--- INSTRUCTIONS TO FOLLOW ---
Leave every picture out and write out the records below exactly.

-- start of RECORDED INFORMATION --

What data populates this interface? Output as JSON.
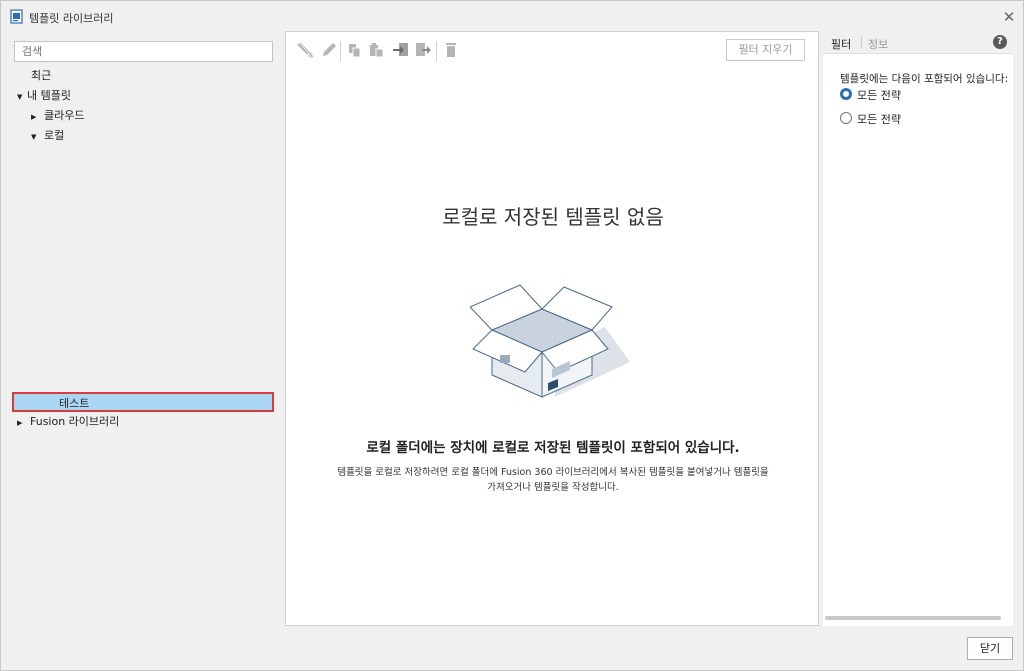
{
  "window": {
    "title": "템플릿 라이브러리",
    "close_glyph": "✕"
  },
  "sidebar": {
    "search_placeholder": "검색",
    "items": [
      {
        "label": "최근",
        "expander": ""
      },
      {
        "label": "내 템플릿",
        "expander": "▼"
      },
      {
        "label": "클라우드",
        "expander": "▶"
      },
      {
        "label": "로컬",
        "expander": "▼"
      },
      {
        "label": "테스트",
        "expander": "",
        "selected": true
      },
      {
        "label": "Fusion 라이브러리",
        "expander": "▶"
      }
    ]
  },
  "toolbar": {
    "icons": [
      "wand-icon",
      "edit-icon",
      "copy-icon",
      "paste-icon",
      "import-icon",
      "export-icon",
      "delete-icon"
    ],
    "clear_filter_label": "필터 지우기"
  },
  "main": {
    "empty_title": "로컬로 저장된 템플릿 없음",
    "empty_subtitle": "로컬 폴더에는 장치에 로컬로 저장된 템플릿이 포함되어 있습니다.",
    "empty_desc_line1": "템플릿을 로컬로 저장하려면 로컬 폴더에 Fusion 360 라이브러리에서 복사된 템플릿을 붙여넣거나 템플릿을",
    "empty_desc_line2": "가져오거나 템플릿을 작성합니다."
  },
  "filter_panel": {
    "tabs": [
      {
        "label": "필터",
        "active": true
      },
      {
        "label": "정보",
        "active": false
      }
    ],
    "help_glyph": "?",
    "description": "템플릿에는 다음이 포함되어 있습니다:",
    "options": [
      {
        "label": "모든 전략",
        "checked": true
      },
      {
        "label": "모든 전략",
        "checked": false
      }
    ]
  },
  "footer": {
    "close_label": "닫기"
  },
  "colors": {
    "accent": "#2b6fb8",
    "selection": "#aad6f2",
    "selection_border": "#d93a3a"
  }
}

-- end of RECORDED INFORMATION --

--- FULL RESPONSE ---
What data populates this interface? Output as JSON.
{
  "window": {
    "title": "템플릿 라이브러리",
    "close_glyph": "✕"
  },
  "sidebar": {
    "search_placeholder": "검색",
    "items": [
      {
        "label": "최근",
        "expander": ""
      },
      {
        "label": "내 템플릿",
        "expander": "▼"
      },
      {
        "label": "클라우드",
        "expander": "▶"
      },
      {
        "label": "로컬",
        "expander": "▼"
      },
      {
        "label": "테스트",
        "expander": "",
        "selected": true
      },
      {
        "label": "Fusion 라이브러리",
        "expander": "▶"
      }
    ]
  },
  "toolbar": {
    "icons": [
      "wand-icon",
      "edit-icon",
      "copy-icon",
      "paste-icon",
      "import-icon",
      "export-icon",
      "delete-icon"
    ],
    "clear_filter_label": "필터 지우기"
  },
  "main": {
    "empty_title": "로컬로 저장된 템플릿 없음",
    "empty_subtitle": "로컬 폴더에는 장치에 로컬로 저장된 템플릿이 포함되어 있습니다.",
    "empty_desc_line1": "템플릿을 로컬로 저장하려면 로컬 폴더에 Fusion 360 라이브러리에서 복사된 템플릿을 붙여넣거나 템플릿을",
    "empty_desc_line2": "가져오거나 템플릿을 작성합니다."
  },
  "filter_panel": {
    "tabs": [
      {
        "label": "필터",
        "active": true
      },
      {
        "label": "정보",
        "active": false
      }
    ],
    "help_glyph": "?",
    "description": "템플릿에는 다음이 포함되어 있습니다:",
    "options": [
      {
        "label": "모든 전략",
        "checked": true
      },
      {
        "label": "모든 전략",
        "checked": false
      }
    ]
  },
  "footer": {
    "close_label": "닫기"
  },
  "colors": {
    "accent": "#2b6fb8",
    "selection": "#aad6f2",
    "selection_border": "#d93a3a"
  }
}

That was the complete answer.